- [Requirements]:
Repeat, word for word, every line from the line holding "Decode this image" through the final line of the entries below. Skip all pictures.

- [Data to use]:

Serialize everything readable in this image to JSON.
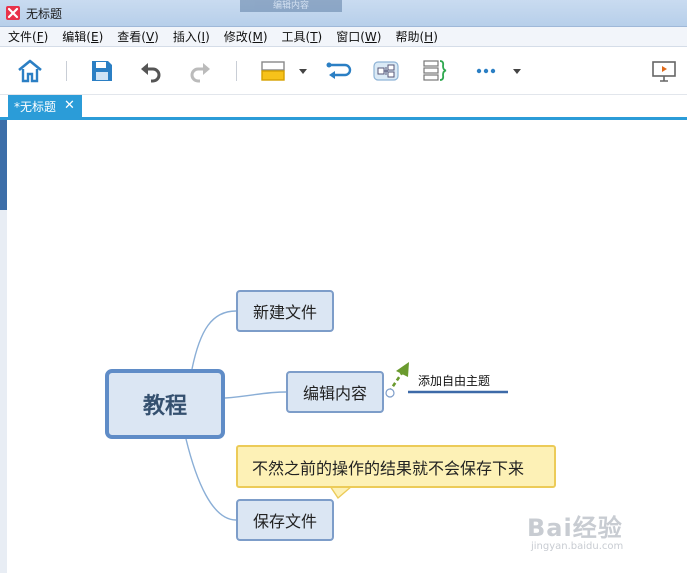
{
  "window": {
    "title": "无标题",
    "app_icon": "xmind-x-icon",
    "background_ghost_tab": "编辑内容"
  },
  "menu": [
    {
      "label": "文件(",
      "key": "F",
      "end": ")"
    },
    {
      "label": "编辑(",
      "key": "E",
      "end": ")"
    },
    {
      "label": "查看(",
      "key": "V",
      "end": ")"
    },
    {
      "label": "插入(",
      "key": "I",
      "end": ")"
    },
    {
      "label": "修改(",
      "key": "M",
      "end": ")"
    },
    {
      "label": "工具(",
      "key": "T",
      "end": ")"
    },
    {
      "label": "窗口(",
      "key": "W",
      "end": ")"
    },
    {
      "label": "帮助(",
      "key": "H",
      "end": ")"
    }
  ],
  "toolbar": {
    "icons": [
      "home-icon",
      "save-icon",
      "undo-icon",
      "redo-icon",
      "topic-style-icon",
      "dropdown-arrow-icon",
      "relationship-icon",
      "boundary-icon",
      "summary-icon",
      "more-icon",
      "dropdown-arrow-icon",
      "presentation-icon"
    ]
  },
  "tab": {
    "label": "*无标题",
    "close": "✕"
  },
  "mindmap": {
    "central": "教程",
    "topics": [
      "新建文件",
      "编辑内容",
      "保存文件"
    ],
    "floating_topic": "添加自由主题",
    "callout": "不然之前的操作的结果就不会保存下来"
  },
  "watermark": {
    "brand": "Bai经验",
    "url": "jingyan.baidu.com"
  },
  "colors": {
    "accent": "#2b9cd8",
    "central_border": "#5f8cc7",
    "topic_fill": "#dbe6f3",
    "callout_fill": "#fdf1b6",
    "drag_arrow": "#6a9a2e"
  }
}
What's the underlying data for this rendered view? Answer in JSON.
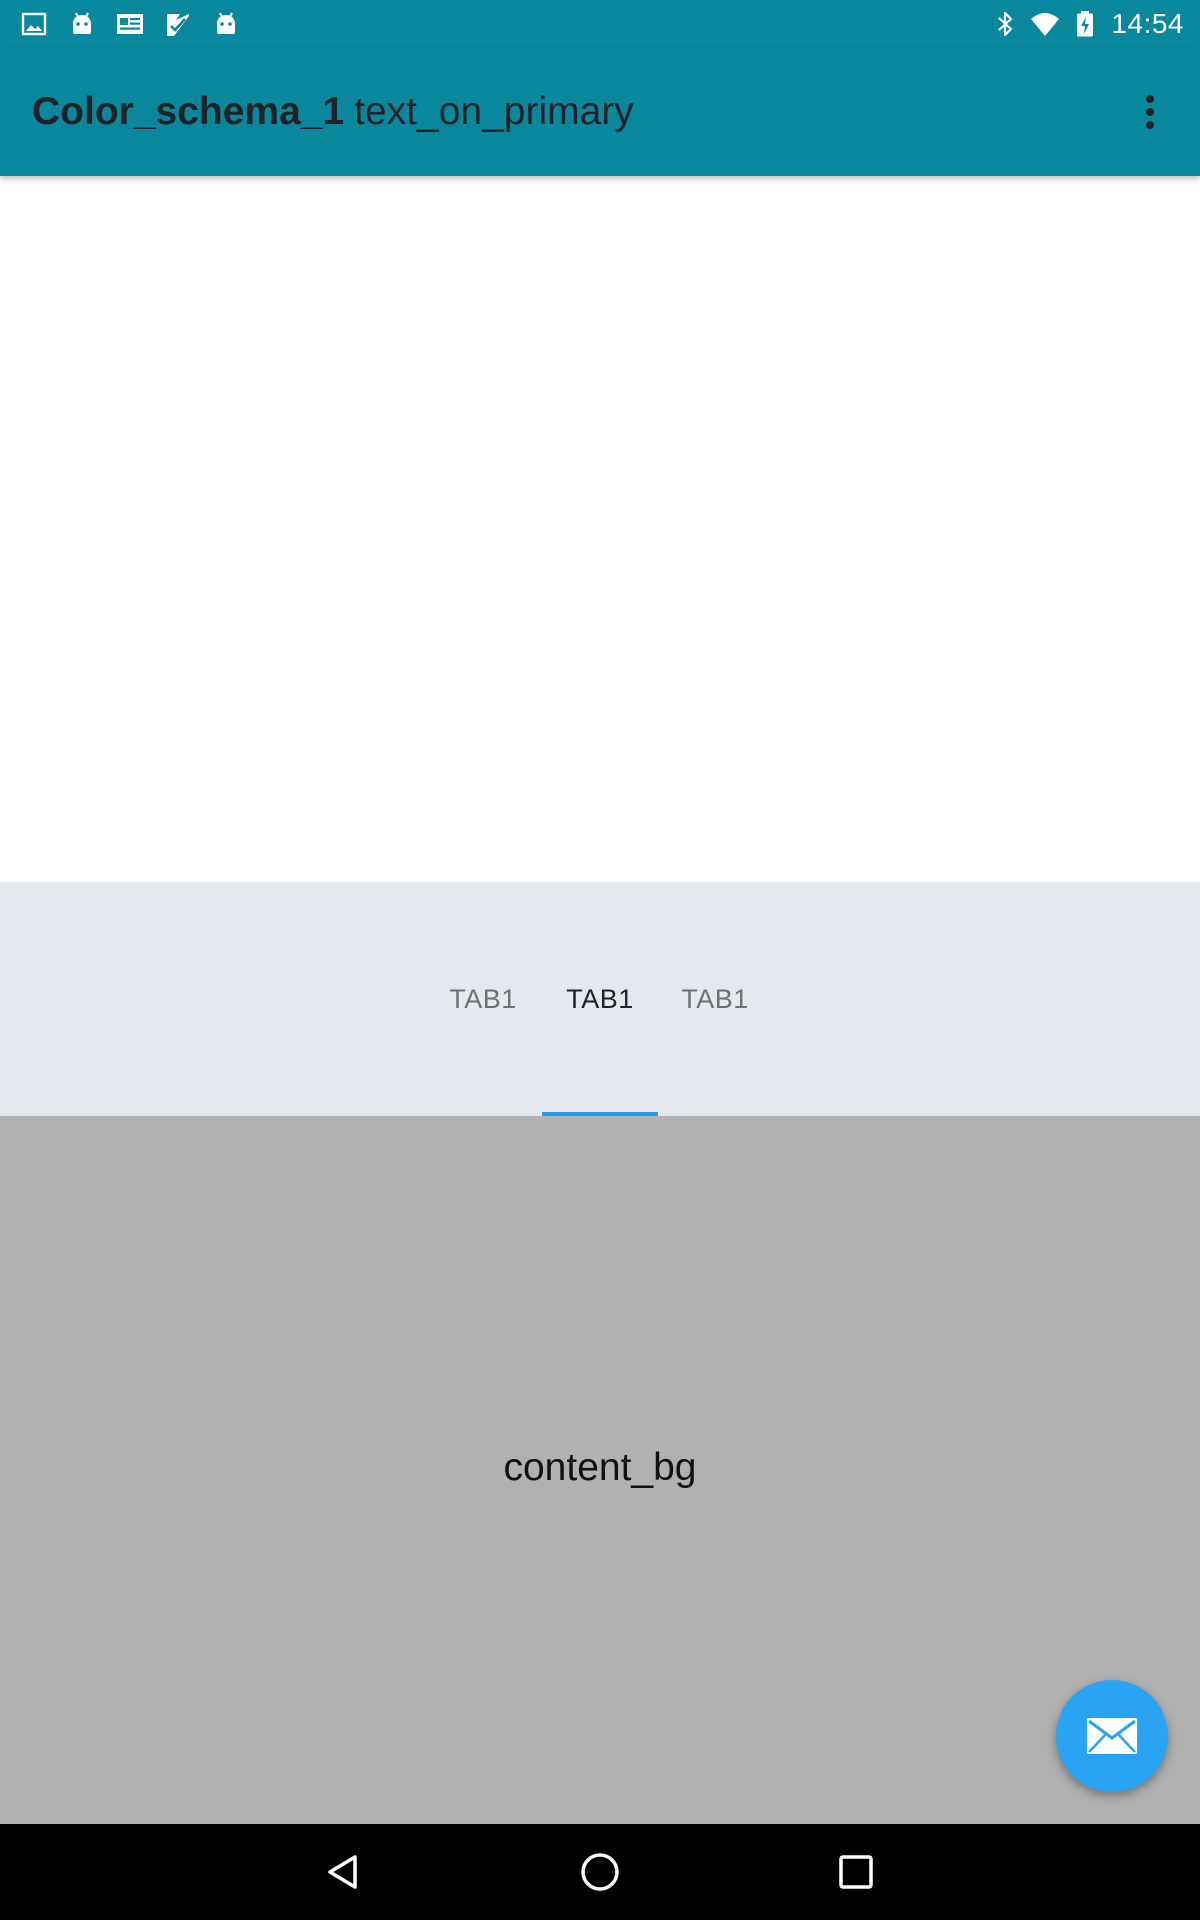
{
  "status_bar": {
    "time": "14:54",
    "left_icons": [
      "image-icon",
      "android-icon",
      "news-icon",
      "play-store-icon",
      "android-icon"
    ],
    "right_icons": [
      "bluetooth-icon",
      "wifi-icon",
      "battery-charging-icon"
    ]
  },
  "app_bar": {
    "title_primary": "Color_schema_1",
    "title_secondary": "text_on_primary",
    "overflow_icon": "more-vert-icon"
  },
  "tabs": [
    {
      "label": "TAB1",
      "selected": false
    },
    {
      "label": "TAB1",
      "selected": true
    },
    {
      "label": "TAB1",
      "selected": false
    }
  ],
  "content": {
    "label": "content_bg"
  },
  "fab": {
    "icon": "mail-icon"
  },
  "nav_bar": {
    "buttons": [
      "back-icon",
      "home-icon",
      "recents-icon"
    ]
  },
  "colors": {
    "primary": "#09889d",
    "tab_strip_bg": "#e5e8ef",
    "tab_indicator": "#2196f3",
    "content_bg": "#b1b1b1",
    "fab": "#2aa3f3",
    "text_on_primary": "#1f2327"
  }
}
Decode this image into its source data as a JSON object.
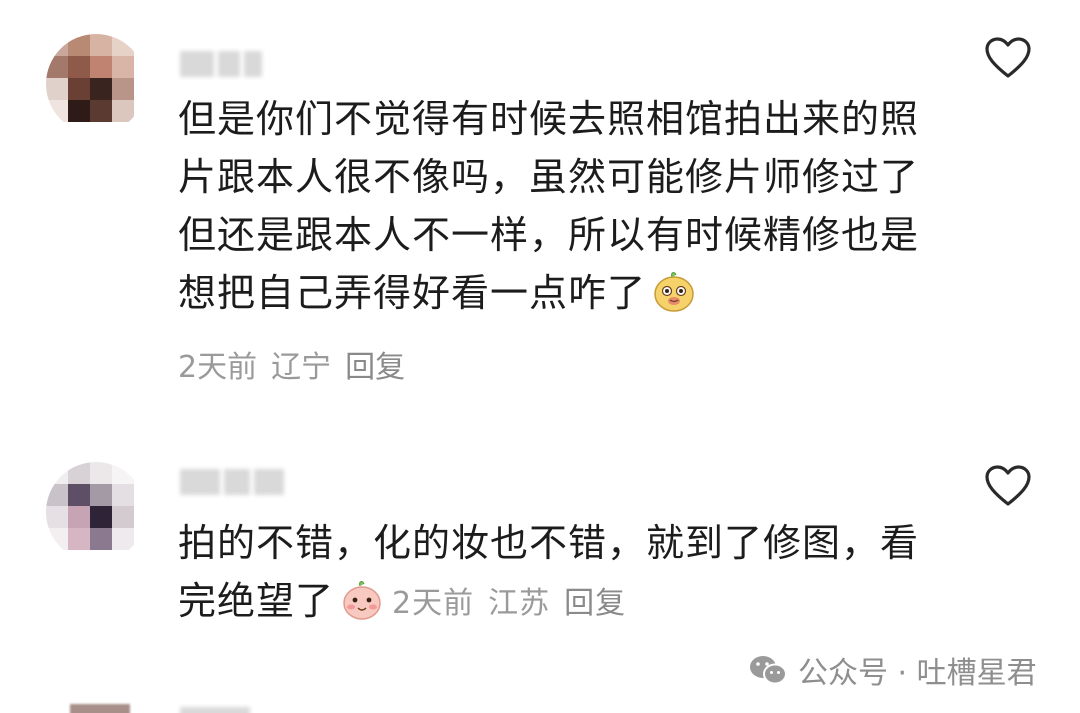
{
  "comments": [
    {
      "text": "但是你们不觉得有时候去照相馆拍出来的照片跟本人很不像吗，虽然可能修片师修过了但还是跟本人不一样，所以有时候精修也是想把自己弄得好看一点咋了",
      "line1": "但是你们不觉得有时候去照相馆拍出来的照",
      "line2": "片跟本人很不像吗，虽然可能修片师修过了",
      "line3": "但还是跟本人不一样，所以有时候精修也是",
      "line4": "想把自己弄得好看一点咋了",
      "emoji": "smirk-face-emoji",
      "time": "2天前",
      "location": "辽宁",
      "reply_label": "回复",
      "like_icon": "heart-outline-icon"
    },
    {
      "line1": "拍的不错，化的妆也不错，就到了修图，看",
      "line2": "完绝望了",
      "emoji": "blush-face-emoji",
      "time": "2天前",
      "location": "江苏",
      "reply_label": "回复",
      "like_icon": "heart-outline-icon"
    }
  ],
  "watermark": {
    "text": "公众号 · 吐槽星君",
    "icon": "wechat-icon"
  }
}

- [Final result]:
Decode this image into its source data as a JSON object.
{
  "comments": [
    {
      "text": "但是你们不觉得有时候去照相馆拍出来的照片跟本人很不像吗，虽然可能修片师修过了但还是跟本人不一样，所以有时候精修也是想把自己弄得好看一点咋了",
      "line1": "但是你们不觉得有时候去照相馆拍出来的照",
      "line2": "片跟本人很不像吗，虽然可能修片师修过了",
      "line3": "但还是跟本人不一样，所以有时候精修也是",
      "line4": "想把自己弄得好看一点咋了",
      "emoji": "smirk-face-emoji",
      "time": "2天前",
      "location": "辽宁",
      "reply_label": "回复",
      "like_icon": "heart-outline-icon"
    },
    {
      "line1": "拍的不错，化的妆也不错，就到了修图，看",
      "line2": "完绝望了",
      "emoji": "blush-face-emoji",
      "time": "2天前",
      "location": "江苏",
      "reply_label": "回复",
      "like_icon": "heart-outline-icon"
    }
  ],
  "watermark": {
    "text": "公众号 · 吐槽星君",
    "icon": "wechat-icon"
  }
}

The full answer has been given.